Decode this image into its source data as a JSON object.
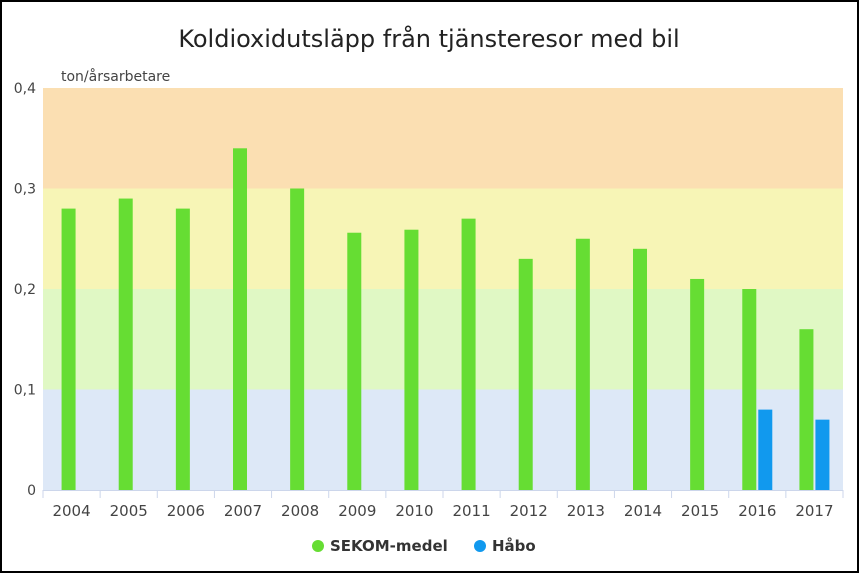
{
  "chart_data": {
    "type": "bar",
    "title": "Koldioxidutsläpp från tjänsteresor med bil",
    "ylabel": "ton/årsarbetare",
    "xlabel": "",
    "ylim": [
      0,
      0.4
    ],
    "yticks": [
      "0",
      "0,1",
      "0,2",
      "0,3",
      "0,4"
    ],
    "categories": [
      "2004",
      "2005",
      "2006",
      "2007",
      "2008",
      "2009",
      "2010",
      "2011",
      "2012",
      "2013",
      "2014",
      "2015",
      "2016",
      "2017"
    ],
    "series": [
      {
        "name": "SEKOM-medel",
        "color": "#66dd33",
        "values": [
          0.28,
          0.29,
          0.28,
          0.34,
          0.3,
          0.256,
          0.259,
          0.27,
          0.23,
          0.25,
          0.24,
          0.21,
          0.2,
          0.16
        ]
      },
      {
        "name": "Håbo",
        "color": "#1199ee",
        "values": [
          null,
          null,
          null,
          null,
          null,
          null,
          null,
          null,
          null,
          null,
          null,
          null,
          0.08,
          0.07
        ]
      }
    ],
    "bands": [
      {
        "from": 0,
        "to": 0.1,
        "color": "#dde8f7"
      },
      {
        "from": 0.1,
        "to": 0.2,
        "color": "#e0f8c4"
      },
      {
        "from": 0.2,
        "to": 0.3,
        "color": "#f7f5b6"
      },
      {
        "from": 0.3,
        "to": 0.4,
        "color": "#fbdfb2"
      }
    ],
    "legend_position": "bottom"
  }
}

* * *

Short problem: The answer should be a single number: the count of lines in the data that include the string "color".

Complete output: 6